### To be done
Output the lines of the items as a numbered list, from the first line through the line containing "edit-delete-cell bbox=[731, 176, 1072, 204]", and skip any blank lines.

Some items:
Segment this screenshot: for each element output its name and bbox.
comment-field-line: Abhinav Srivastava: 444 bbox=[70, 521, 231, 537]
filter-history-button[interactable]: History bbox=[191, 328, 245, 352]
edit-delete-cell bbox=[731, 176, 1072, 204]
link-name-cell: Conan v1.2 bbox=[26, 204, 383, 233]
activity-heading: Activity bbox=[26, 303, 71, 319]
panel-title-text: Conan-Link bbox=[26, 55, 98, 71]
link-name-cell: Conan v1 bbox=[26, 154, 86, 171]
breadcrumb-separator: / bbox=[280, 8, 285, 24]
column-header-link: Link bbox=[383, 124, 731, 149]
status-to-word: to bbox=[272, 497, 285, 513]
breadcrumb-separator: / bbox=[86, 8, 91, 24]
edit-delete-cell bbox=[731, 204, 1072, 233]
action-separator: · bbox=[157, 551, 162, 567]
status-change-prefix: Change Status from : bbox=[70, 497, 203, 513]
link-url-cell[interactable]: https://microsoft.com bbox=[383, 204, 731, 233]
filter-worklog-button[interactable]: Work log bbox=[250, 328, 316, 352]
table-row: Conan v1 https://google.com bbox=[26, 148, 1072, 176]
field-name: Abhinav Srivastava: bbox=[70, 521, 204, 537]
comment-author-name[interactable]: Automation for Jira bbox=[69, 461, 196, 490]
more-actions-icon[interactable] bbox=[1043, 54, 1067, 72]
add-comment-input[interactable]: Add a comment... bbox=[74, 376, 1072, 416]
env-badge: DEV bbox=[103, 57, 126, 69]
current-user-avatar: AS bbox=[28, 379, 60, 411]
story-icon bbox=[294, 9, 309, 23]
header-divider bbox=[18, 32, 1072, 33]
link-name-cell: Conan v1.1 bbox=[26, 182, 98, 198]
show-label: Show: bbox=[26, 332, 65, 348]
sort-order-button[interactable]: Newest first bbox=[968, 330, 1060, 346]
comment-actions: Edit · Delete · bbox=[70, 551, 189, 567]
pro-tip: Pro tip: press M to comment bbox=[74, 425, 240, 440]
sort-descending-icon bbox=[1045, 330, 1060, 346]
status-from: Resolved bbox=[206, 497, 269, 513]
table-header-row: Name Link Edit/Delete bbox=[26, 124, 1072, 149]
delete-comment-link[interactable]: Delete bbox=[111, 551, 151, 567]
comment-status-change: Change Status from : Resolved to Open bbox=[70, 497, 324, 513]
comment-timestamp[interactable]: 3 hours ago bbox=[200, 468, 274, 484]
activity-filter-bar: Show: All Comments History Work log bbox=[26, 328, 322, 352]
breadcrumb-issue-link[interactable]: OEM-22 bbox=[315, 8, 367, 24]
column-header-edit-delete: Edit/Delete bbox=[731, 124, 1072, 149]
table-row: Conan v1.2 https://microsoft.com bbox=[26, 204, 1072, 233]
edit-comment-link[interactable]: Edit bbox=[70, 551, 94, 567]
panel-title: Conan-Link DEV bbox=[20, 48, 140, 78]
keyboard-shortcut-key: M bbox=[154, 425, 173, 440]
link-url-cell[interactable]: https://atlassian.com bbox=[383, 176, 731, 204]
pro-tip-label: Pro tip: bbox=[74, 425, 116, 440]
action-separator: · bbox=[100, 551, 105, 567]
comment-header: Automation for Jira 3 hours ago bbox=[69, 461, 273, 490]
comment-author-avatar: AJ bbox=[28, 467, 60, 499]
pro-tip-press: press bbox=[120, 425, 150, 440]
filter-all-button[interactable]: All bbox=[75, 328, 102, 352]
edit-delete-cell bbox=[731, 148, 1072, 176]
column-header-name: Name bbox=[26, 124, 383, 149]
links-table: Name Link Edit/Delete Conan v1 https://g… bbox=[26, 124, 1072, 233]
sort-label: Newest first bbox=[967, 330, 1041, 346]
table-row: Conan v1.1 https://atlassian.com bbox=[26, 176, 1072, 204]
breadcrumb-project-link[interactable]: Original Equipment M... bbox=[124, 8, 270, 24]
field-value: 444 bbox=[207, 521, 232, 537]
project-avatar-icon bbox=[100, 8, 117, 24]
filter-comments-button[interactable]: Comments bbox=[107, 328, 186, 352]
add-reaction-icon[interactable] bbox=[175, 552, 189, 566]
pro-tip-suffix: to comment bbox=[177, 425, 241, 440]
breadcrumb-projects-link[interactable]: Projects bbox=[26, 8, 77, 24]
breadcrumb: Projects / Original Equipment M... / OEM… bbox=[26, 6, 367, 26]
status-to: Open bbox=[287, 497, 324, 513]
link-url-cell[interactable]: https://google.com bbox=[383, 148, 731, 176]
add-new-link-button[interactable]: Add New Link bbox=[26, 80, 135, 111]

### Written response
1. Segment this screenshot: for each element output its name and bbox.
2. comment-field-line: Abhinav Srivastava: 444 bbox=[70, 521, 231, 537]
3. filter-history-button[interactable]: History bbox=[191, 328, 245, 352]
4. edit-delete-cell bbox=[731, 176, 1072, 204]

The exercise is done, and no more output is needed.